— SHORT TASK —
Without including the pictures, copy out every line below.
** BEGIN MATERIAL **
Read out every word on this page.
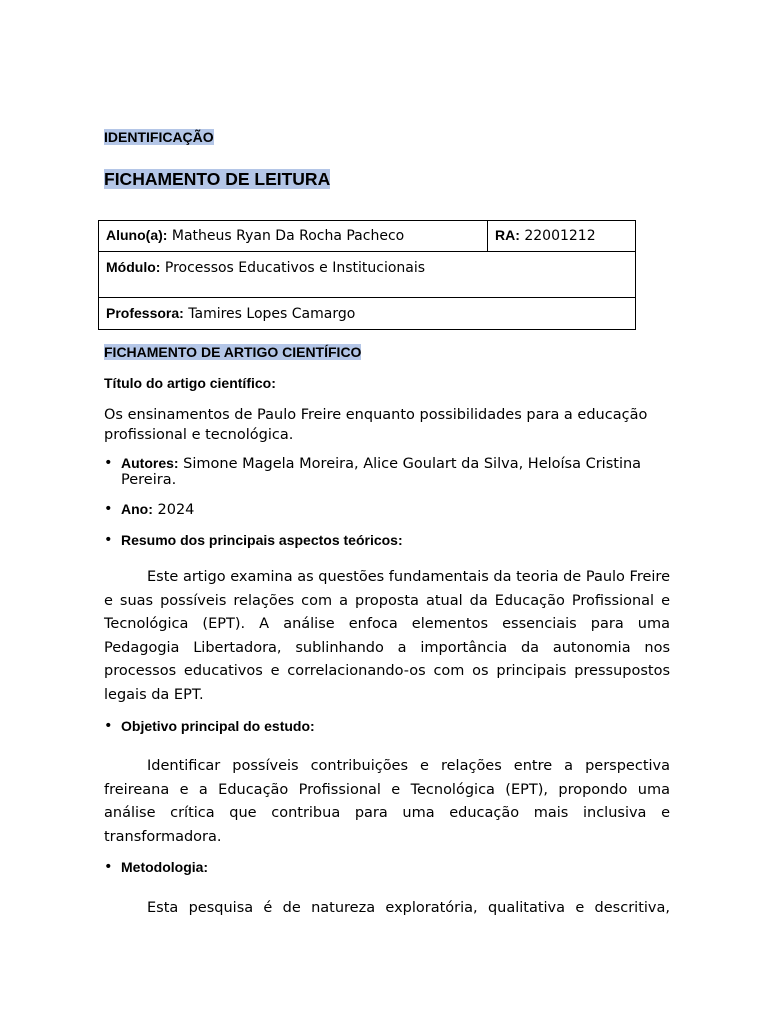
IDENTIFICAÇÃO
FICHAMENTO DE LEITURA
Aluno(a): Matheus Ryan Da Rocha Pacheco	RA: 22001212
Módulo: Processos Educativos e Institucionais
Professora: Tamires Lopes Camargo
FICHAMENTO DE ARTIGO CIENTÍFICO
Título do artigo científico:
Os ensinamentos de Paulo Freire enquanto possibilidades para a educação profissional e tecnológica.
• Autores: Simone Magela Moreira, Alice Goulart da Silva, Heloísa Cristina Pereira.
• Ano: 2024
• Resumo dos principais aspectos teóricos:
Este artigo examina as questões fundamentais da teoria de Paulo Freire e suas possíveis relações com a proposta atual da Educação Profissional e Tecnológica (EPT). A análise enfoca elementos essenciais para uma Pedagogia Libertadora, sublinhando a importância da autonomia nos processos educativos e correlacionando-os com os principais pressupostos legais da EPT.
• Objetivo principal do estudo:
Identificar possíveis contribuições e relações entre a perspectiva freireana e a Educação Profissional e Tecnológica (EPT), propondo uma análise crítica que contribua para uma educação mais inclusiva e transformadora.
• Metodologia:
Esta pesquisa é de natureza exploratória, qualitativa e descritiva,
** END MATERIAL **
— RESULT BELOW —
Read out every word on this page.
IDENTIFICAÇÃO
FICHAMENTO DE LEITURA
Aluno(a): Matheus Ryan Da Rocha Pacheco	RA: 22001212
Módulo: Processos Educativos e Institucionais
Professora: Tamires Lopes Camargo
FICHAMENTO DE ARTIGO CIENTÍFICO
Título do artigo científico:
Os ensinamentos de Paulo Freire enquanto possibilidades para a educação profissional e tecnológica.
• Autores: Simone Magela Moreira, Alice Goulart da Silva, Heloísa Cristina Pereira.
• Ano: 2024
• Resumo dos principais aspectos teóricos:
Este artigo examina as questões fundamentais da teoria de Paulo Freire e suas possíveis relações com a proposta atual da Educação Profissional e Tecnológica (EPT). A análise enfoca elementos essenciais para uma Pedagogia Libertadora, sublinhando a importância da autonomia nos processos educativos e correlacionando-os com os principais pressupostos legais da EPT.
• Objetivo principal do estudo:
Identificar possíveis contribuições e relações entre a perspectiva freireana e a Educação Profissional e Tecnológica (EPT), propondo uma análise crítica que contribua para uma educação mais inclusiva e transformadora.
• Metodologia:
Esta pesquisa é de natureza exploratória, qualitativa e descritiva,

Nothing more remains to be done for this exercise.